**Short task:**
Look through the listing and locate every line containing the word "Build"; copy those lines.

**Dataset rows:**
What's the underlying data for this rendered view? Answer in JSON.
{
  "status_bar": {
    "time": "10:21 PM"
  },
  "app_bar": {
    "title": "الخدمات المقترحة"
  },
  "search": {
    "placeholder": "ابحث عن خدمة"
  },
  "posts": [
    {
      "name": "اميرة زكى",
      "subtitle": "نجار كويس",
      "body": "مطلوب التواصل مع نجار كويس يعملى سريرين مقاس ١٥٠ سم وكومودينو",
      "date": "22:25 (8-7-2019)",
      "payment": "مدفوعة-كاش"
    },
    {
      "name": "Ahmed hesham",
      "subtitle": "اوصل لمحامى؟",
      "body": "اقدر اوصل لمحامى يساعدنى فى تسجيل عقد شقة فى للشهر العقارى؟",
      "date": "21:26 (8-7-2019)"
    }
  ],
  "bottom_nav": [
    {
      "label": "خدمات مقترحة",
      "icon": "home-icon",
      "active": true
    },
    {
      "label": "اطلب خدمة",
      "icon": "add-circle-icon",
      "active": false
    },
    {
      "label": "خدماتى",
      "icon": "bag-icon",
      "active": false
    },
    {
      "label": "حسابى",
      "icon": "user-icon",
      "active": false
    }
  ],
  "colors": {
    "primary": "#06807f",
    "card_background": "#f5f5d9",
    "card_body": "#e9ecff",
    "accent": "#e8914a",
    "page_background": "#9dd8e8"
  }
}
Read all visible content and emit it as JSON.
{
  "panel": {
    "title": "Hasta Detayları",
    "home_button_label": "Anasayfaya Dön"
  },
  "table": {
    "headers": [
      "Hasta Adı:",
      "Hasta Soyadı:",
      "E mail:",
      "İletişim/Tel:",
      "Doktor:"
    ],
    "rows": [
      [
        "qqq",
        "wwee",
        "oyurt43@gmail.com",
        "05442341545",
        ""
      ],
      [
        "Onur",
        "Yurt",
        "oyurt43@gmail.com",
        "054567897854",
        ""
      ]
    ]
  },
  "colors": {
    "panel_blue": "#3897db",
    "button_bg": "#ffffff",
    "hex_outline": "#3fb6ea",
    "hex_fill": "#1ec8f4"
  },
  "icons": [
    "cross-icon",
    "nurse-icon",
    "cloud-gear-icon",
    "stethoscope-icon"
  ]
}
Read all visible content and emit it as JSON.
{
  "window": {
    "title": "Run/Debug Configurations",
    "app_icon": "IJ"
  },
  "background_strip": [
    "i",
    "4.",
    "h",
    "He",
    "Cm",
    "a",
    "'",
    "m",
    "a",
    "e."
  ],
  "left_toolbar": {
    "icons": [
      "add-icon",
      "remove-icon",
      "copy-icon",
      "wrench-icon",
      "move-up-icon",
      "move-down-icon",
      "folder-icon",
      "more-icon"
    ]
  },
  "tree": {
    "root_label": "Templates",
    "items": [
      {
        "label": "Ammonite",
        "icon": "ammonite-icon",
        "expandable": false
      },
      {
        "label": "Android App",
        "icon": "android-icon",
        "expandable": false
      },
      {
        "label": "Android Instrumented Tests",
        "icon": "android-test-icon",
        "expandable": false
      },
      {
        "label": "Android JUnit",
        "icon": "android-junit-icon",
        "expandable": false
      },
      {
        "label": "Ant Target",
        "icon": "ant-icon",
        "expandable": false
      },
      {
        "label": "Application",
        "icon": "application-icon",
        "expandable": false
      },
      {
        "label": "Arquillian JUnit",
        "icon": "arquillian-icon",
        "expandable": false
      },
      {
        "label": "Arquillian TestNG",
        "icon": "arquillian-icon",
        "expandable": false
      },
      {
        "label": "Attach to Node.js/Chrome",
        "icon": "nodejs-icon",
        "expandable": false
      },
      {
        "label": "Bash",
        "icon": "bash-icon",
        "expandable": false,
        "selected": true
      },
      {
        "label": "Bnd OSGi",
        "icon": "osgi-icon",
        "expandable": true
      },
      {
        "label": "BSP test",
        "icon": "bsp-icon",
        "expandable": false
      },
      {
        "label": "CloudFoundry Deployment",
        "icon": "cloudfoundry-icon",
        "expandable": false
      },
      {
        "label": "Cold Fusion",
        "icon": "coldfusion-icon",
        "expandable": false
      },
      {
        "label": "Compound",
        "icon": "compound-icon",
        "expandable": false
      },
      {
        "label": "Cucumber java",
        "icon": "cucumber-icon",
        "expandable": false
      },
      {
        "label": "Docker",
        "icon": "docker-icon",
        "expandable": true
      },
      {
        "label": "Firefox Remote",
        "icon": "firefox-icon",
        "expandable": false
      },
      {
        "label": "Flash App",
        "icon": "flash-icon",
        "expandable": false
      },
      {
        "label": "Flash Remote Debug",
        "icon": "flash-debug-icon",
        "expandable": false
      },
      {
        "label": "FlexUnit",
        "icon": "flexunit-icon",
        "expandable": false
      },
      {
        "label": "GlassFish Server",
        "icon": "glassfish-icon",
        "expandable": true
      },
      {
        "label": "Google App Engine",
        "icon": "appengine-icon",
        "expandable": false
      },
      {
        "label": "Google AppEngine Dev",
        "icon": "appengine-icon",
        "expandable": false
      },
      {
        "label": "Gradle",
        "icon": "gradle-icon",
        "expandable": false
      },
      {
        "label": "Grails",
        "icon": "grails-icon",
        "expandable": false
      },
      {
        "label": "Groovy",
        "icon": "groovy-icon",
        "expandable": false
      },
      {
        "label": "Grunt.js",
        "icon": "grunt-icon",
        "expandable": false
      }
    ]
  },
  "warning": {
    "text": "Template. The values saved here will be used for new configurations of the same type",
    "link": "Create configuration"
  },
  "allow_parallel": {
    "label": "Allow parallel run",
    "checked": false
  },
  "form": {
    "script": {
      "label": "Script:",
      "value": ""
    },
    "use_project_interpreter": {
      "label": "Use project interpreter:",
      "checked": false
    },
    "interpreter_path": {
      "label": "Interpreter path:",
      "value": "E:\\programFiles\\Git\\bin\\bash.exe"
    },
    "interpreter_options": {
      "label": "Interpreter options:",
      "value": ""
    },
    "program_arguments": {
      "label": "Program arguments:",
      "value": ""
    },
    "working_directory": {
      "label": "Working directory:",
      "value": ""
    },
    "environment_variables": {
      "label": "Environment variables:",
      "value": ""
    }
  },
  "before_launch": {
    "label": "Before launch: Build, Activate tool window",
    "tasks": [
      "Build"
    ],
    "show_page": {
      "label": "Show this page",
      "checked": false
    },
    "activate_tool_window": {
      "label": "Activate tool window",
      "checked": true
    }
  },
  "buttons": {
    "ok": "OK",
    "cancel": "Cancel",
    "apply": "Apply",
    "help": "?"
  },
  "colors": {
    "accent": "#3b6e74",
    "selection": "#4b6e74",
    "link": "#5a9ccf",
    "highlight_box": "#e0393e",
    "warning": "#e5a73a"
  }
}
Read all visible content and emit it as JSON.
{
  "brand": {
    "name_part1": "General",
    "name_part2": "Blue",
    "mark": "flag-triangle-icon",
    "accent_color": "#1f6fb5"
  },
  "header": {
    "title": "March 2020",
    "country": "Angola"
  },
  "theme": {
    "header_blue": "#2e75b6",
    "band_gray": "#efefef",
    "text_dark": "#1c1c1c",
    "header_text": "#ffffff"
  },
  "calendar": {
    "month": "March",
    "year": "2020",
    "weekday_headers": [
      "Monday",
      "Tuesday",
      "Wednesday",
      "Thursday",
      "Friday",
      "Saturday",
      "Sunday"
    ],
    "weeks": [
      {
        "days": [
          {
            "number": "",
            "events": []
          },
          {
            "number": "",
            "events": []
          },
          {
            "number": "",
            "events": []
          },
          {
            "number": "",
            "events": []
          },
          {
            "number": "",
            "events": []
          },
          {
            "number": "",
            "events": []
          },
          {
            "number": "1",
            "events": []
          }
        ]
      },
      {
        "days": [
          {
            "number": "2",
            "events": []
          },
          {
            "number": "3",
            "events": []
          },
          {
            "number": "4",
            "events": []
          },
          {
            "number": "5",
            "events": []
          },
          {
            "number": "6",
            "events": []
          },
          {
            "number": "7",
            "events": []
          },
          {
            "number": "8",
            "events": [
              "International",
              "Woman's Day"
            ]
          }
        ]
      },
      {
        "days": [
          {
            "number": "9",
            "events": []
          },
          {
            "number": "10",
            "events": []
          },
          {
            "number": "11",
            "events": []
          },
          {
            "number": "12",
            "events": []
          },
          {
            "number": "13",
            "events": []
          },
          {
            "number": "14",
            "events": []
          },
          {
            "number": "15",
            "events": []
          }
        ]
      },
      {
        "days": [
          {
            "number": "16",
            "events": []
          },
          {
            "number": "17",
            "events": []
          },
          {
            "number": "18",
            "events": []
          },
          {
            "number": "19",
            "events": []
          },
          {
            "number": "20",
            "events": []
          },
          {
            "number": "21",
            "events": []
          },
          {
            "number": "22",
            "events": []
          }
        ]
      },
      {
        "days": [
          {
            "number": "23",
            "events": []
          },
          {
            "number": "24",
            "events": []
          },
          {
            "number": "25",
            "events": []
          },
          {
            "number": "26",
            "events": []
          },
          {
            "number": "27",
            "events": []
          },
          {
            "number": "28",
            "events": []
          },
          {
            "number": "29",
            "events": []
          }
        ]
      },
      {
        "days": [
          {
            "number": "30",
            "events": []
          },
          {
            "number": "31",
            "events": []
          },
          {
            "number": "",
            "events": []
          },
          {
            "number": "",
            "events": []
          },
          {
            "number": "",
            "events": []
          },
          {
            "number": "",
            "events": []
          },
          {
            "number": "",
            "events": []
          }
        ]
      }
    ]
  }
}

**Response to this exercise:**
    "label": "Before launch: Build, Activate tool window",
      "Build"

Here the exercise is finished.